--- start Raw data ---
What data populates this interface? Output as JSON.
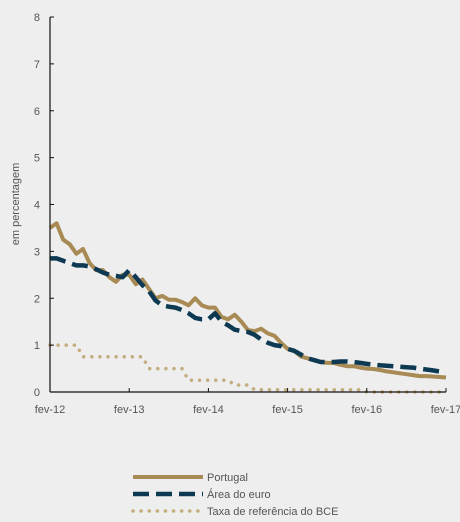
{
  "chart_data": {
    "type": "line",
    "ylabel": "em percentagem",
    "ylim": [
      0,
      8
    ],
    "yticks": [
      0,
      1,
      2,
      3,
      4,
      5,
      6,
      7,
      8
    ],
    "xlim": [
      0,
      60
    ],
    "xticks": [
      {
        "value": 0,
        "label": "fev-12"
      },
      {
        "value": 12,
        "label": "fev-13"
      },
      {
        "value": 24,
        "label": "fev-14"
      },
      {
        "value": 36,
        "label": "fev-15"
      },
      {
        "value": 48,
        "label": "fev-16"
      },
      {
        "value": 60,
        "label": "fev-17"
      }
    ],
    "grid": false,
    "legend_position": "bottom",
    "series": [
      {
        "name": "Portugal",
        "color": "#a88a54",
        "style": "solid",
        "x": [
          0,
          1,
          2,
          3,
          4,
          5,
          6,
          7,
          8,
          9,
          10,
          11,
          12,
          13,
          14,
          15,
          16,
          17,
          18,
          19,
          20,
          21,
          22,
          23,
          24,
          25,
          26,
          27,
          28,
          29,
          30,
          31,
          32,
          33,
          34,
          35,
          36,
          37,
          38,
          39,
          40,
          41,
          42,
          43,
          44,
          45,
          46,
          47,
          48,
          49,
          50,
          51,
          52,
          53,
          54,
          55,
          56,
          57,
          58,
          59,
          60
        ],
        "values": [
          3.5,
          3.6,
          3.25,
          3.15,
          2.95,
          3.05,
          2.75,
          2.6,
          2.6,
          2.45,
          2.35,
          2.5,
          2.5,
          2.3,
          2.4,
          2.2,
          2.0,
          2.05,
          1.97,
          1.97,
          1.92,
          1.85,
          2.0,
          1.85,
          1.8,
          1.8,
          1.6,
          1.55,
          1.65,
          1.5,
          1.32,
          1.3,
          1.35,
          1.25,
          1.2,
          1.05,
          0.92,
          0.88,
          0.76,
          0.72,
          0.68,
          0.64,
          0.62,
          0.62,
          0.58,
          0.55,
          0.55,
          0.52,
          0.5,
          0.49,
          0.47,
          0.44,
          0.42,
          0.4,
          0.38,
          0.36,
          0.34,
          0.34,
          0.33,
          0.32,
          0.31
        ]
      },
      {
        "name": "Área do euro",
        "color": "#0d3a52",
        "style": "dashed",
        "x": [
          0,
          1,
          2,
          3,
          4,
          5,
          6,
          7,
          8,
          9,
          10,
          11,
          12,
          13,
          14,
          15,
          16,
          17,
          18,
          19,
          20,
          21,
          22,
          23,
          24,
          25,
          26,
          27,
          28,
          29,
          30,
          31,
          32,
          33,
          34,
          35,
          36,
          37,
          38,
          39,
          40,
          41,
          42,
          43,
          44,
          45,
          46,
          47,
          48,
          49,
          50,
          51,
          52,
          53,
          54,
          55,
          56,
          57,
          58,
          59,
          60
        ],
        "values": [
          2.85,
          2.85,
          2.8,
          2.75,
          2.7,
          2.7,
          2.68,
          2.62,
          2.55,
          2.5,
          2.48,
          2.45,
          2.6,
          2.45,
          2.28,
          2.15,
          1.95,
          1.85,
          1.82,
          1.8,
          1.75,
          1.68,
          1.58,
          1.55,
          1.55,
          1.68,
          1.5,
          1.42,
          1.33,
          1.3,
          1.28,
          1.22,
          1.12,
          1.05,
          1.0,
          0.98,
          0.92,
          0.88,
          0.8,
          0.72,
          0.68,
          0.64,
          0.64,
          0.64,
          0.65,
          0.65,
          0.64,
          0.62,
          0.6,
          0.58,
          0.57,
          0.56,
          0.55,
          0.54,
          0.53,
          0.52,
          0.5,
          0.48,
          0.46,
          0.44,
          0.43
        ]
      },
      {
        "name": "Taxa de referência do BCE",
        "color": "#c4ad7e",
        "style": "dotted",
        "x": [
          0,
          1,
          2,
          3,
          4,
          5,
          6,
          7,
          8,
          9,
          10,
          11,
          12,
          13,
          14,
          15,
          16,
          17,
          18,
          19,
          20,
          21,
          22,
          23,
          24,
          25,
          26,
          27,
          28,
          29,
          30,
          31,
          32,
          33,
          34,
          35,
          36,
          37,
          38,
          39,
          40,
          41,
          42,
          43,
          44,
          45,
          46,
          47,
          48,
          49,
          50,
          51,
          52,
          53,
          54,
          55,
          56,
          57,
          58,
          59,
          60
        ],
        "values": [
          1.0,
          1.0,
          1.0,
          1.0,
          1.0,
          0.75,
          0.75,
          0.75,
          0.75,
          0.75,
          0.75,
          0.75,
          0.75,
          0.75,
          0.75,
          0.5,
          0.5,
          0.5,
          0.5,
          0.5,
          0.5,
          0.25,
          0.25,
          0.25,
          0.25,
          0.25,
          0.25,
          0.25,
          0.15,
          0.15,
          0.15,
          0.05,
          0.05,
          0.05,
          0.05,
          0.05,
          0.05,
          0.05,
          0.05,
          0.05,
          0.05,
          0.05,
          0.05,
          0.05,
          0.05,
          0.05,
          0.05,
          0.05,
          0.0,
          0.0,
          0.0,
          0.0,
          0.0,
          0.0,
          0.0,
          0.0,
          0.0,
          0.0,
          0.0,
          0.0,
          0.0
        ]
      }
    ]
  }
}
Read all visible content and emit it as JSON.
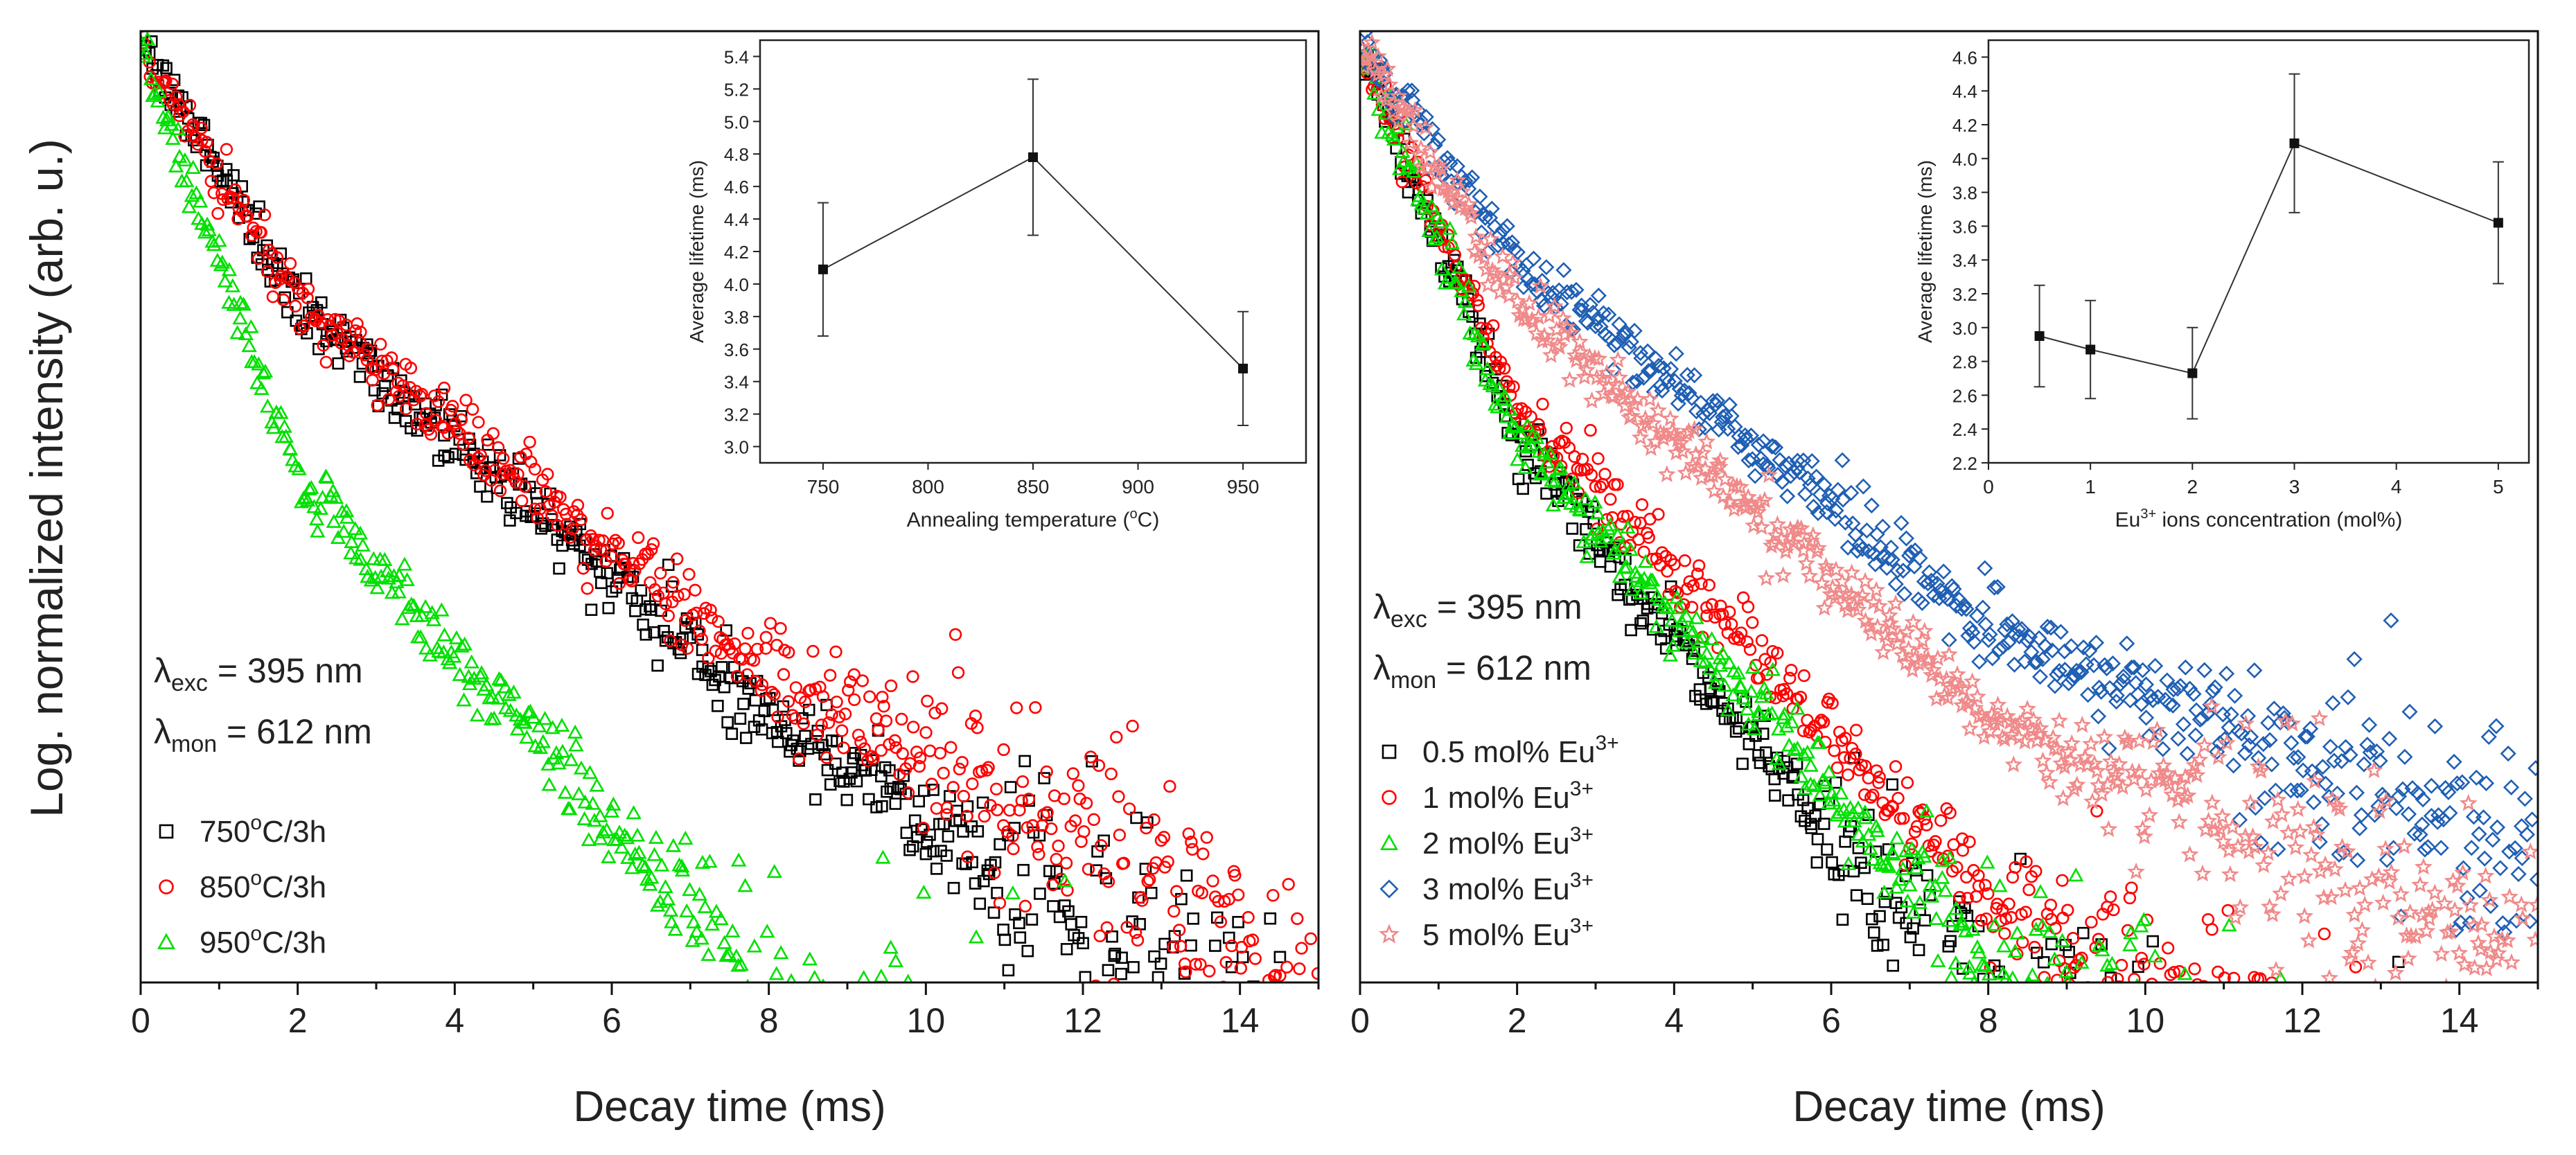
{
  "figure": {
    "y_axis_label": "Log. normalized intensity (arb. u.)"
  },
  "chart_data": [
    {
      "id": "left-main",
      "type": "scatter",
      "xlabel": "Decay time (ms)",
      "ylabel": "Log. normalized intensity (arb. u.)",
      "xlim": [
        0,
        15
      ],
      "ylim_log_decades": [
        0,
        2.6
      ],
      "y_ticks_labeled": false,
      "x_ticks": [
        0,
        2,
        4,
        6,
        8,
        10,
        12,
        14
      ],
      "excitation": {
        "symbol": "λ",
        "sub": "exc",
        "text": " = 395 nm"
      },
      "monitoring": {
        "symbol": "λ",
        "sub": "mon",
        "text": " = 612 nm"
      },
      "series": [
        {
          "name_main": "750",
          "name_sup": "o",
          "name_tail": "C/3h",
          "marker": "square",
          "color": "#000000",
          "decades_per_ms": [
            0.36,
            0.19,
            0.14
          ],
          "noise_onset_ms": 9.0,
          "noise_scale": 0.18
        },
        {
          "name_main": "850",
          "name_sup": "o",
          "name_tail": "C/3h",
          "marker": "circle",
          "color": "#ff0000",
          "decades_per_ms": [
            0.36,
            0.17,
            0.12
          ],
          "noise_onset_ms": 7.0,
          "noise_scale": 0.12
        },
        {
          "name_main": "950",
          "name_sup": "o",
          "name_tail": "C/3h",
          "marker": "triangle",
          "color": "#00e000",
          "decades_per_ms": [
            0.6,
            0.24,
            0.14
          ],
          "noise_onset_ms": 6.0,
          "noise_scale": 0.22
        }
      ],
      "inset": {
        "type": "line",
        "xlabel_main": "Annealing temperature (",
        "xlabel_sup": "o",
        "xlabel_tail": "C)",
        "ylabel": "Average lifetime (ms)",
        "xlim": [
          720,
          980
        ],
        "ylim": [
          2.9,
          5.5
        ],
        "x_ticks": [
          750,
          800,
          850,
          900,
          950
        ],
        "y_ticks": [
          3.0,
          3.2,
          3.4,
          3.6,
          3.8,
          4.0,
          4.2,
          4.4,
          4.6,
          4.8,
          5.0,
          5.2,
          5.4
        ],
        "y_tick_labels": [
          "3.0",
          "3.2",
          "3.4",
          "3.6",
          "3.8",
          "4.0",
          "4.2",
          "4.4",
          "4.6",
          "4.8",
          "5.0",
          "5.2",
          "5.4"
        ],
        "points": [
          {
            "x": 750,
            "y": 4.09,
            "err": 0.41
          },
          {
            "x": 850,
            "y": 4.78,
            "err": 0.48
          },
          {
            "x": 950,
            "y": 3.48,
            "err": 0.35
          }
        ]
      }
    },
    {
      "id": "right-main",
      "type": "scatter",
      "xlabel": "Decay time (ms)",
      "ylabel": "",
      "xlim": [
        0,
        15
      ],
      "ylim_log_decades": [
        0,
        2.6
      ],
      "y_ticks_labeled": false,
      "x_ticks": [
        0,
        2,
        4,
        6,
        8,
        10,
        12,
        14
      ],
      "excitation": {
        "symbol": "λ",
        "sub": "exc",
        "text": " = 395 nm"
      },
      "monitoring": {
        "symbol": "λ",
        "sub": "mon",
        "text": " = 612 nm"
      },
      "series": [
        {
          "name_main": "0.5 mol% Eu",
          "name_sup": "3+",
          "name_tail": "",
          "marker": "square",
          "color": "#000000",
          "decades_per_ms": [
            0.55,
            0.27,
            0.13
          ],
          "noise_onset_ms": 5.0,
          "noise_scale": 0.25
        },
        {
          "name_main": "1 mol% Eu",
          "name_sup": "3+",
          "name_tail": "",
          "marker": "circle",
          "color": "#ff0000",
          "decades_per_ms": [
            0.5,
            0.23,
            0.12
          ],
          "noise_onset_ms": 7.0,
          "noise_scale": 0.15
        },
        {
          "name_main": "2 mol% Eu",
          "name_sup": "3+",
          "name_tail": "",
          "marker": "triangle",
          "color": "#00e000",
          "decades_per_ms": [
            0.55,
            0.24,
            0.13
          ],
          "noise_onset_ms": 6.0,
          "noise_scale": 0.18
        },
        {
          "name_main": "3 mol% Eu",
          "name_sup": "3+",
          "name_tail": "",
          "marker": "diamond",
          "color": "#1f5fb4",
          "decades_per_ms": [
            0.3,
            0.17,
            0.09
          ],
          "noise_onset_ms": 9.0,
          "noise_scale": 0.12
        },
        {
          "name_main": "5 mol% Eu",
          "name_sup": "3+",
          "name_tail": "",
          "marker": "star",
          "color": "#f08a8a",
          "decades_per_ms": [
            0.36,
            0.19,
            0.1
          ],
          "noise_onset_ms": 8.0,
          "noise_scale": 0.14
        }
      ],
      "inset": {
        "type": "line",
        "xlabel_main": "Eu",
        "xlabel_sup": "3+",
        "xlabel_tail": " ions concentration (mol%)",
        "ylabel": "Average lifetime (ms)",
        "xlim": [
          0,
          5.3
        ],
        "ylim": [
          2.2,
          4.7
        ],
        "x_ticks": [
          0,
          1,
          2,
          3,
          4,
          5
        ],
        "y_ticks": [
          2.2,
          2.4,
          2.6,
          2.8,
          3.0,
          3.2,
          3.4,
          3.6,
          3.8,
          4.0,
          4.2,
          4.4,
          4.6
        ],
        "y_tick_labels": [
          "2.2",
          "2.4",
          "2.6",
          "2.8",
          "3.0",
          "3.2",
          "3.4",
          "3.6",
          "3.8",
          "4.0",
          "4.2",
          "4.4",
          "4.6"
        ],
        "points": [
          {
            "x": 0.5,
            "y": 2.95,
            "err": 0.3
          },
          {
            "x": 1,
            "y": 2.87,
            "err": 0.29
          },
          {
            "x": 2,
            "y": 2.73,
            "err": 0.27
          },
          {
            "x": 3,
            "y": 4.09,
            "err": 0.41
          },
          {
            "x": 5,
            "y": 3.62,
            "err": 0.36
          }
        ]
      }
    }
  ]
}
--- end Raw data ---
Read through the entries and copy every line that includes "ylabel".

Answer to the task:
    "ylabel": "em percentagem",
      "ylabel": "Log. normalized intensity (arb. u.)",
        "ylabel": "Average lifetime (ms)",
      "ylabel": "",
        "ylabel": "Average lifetime (ms)",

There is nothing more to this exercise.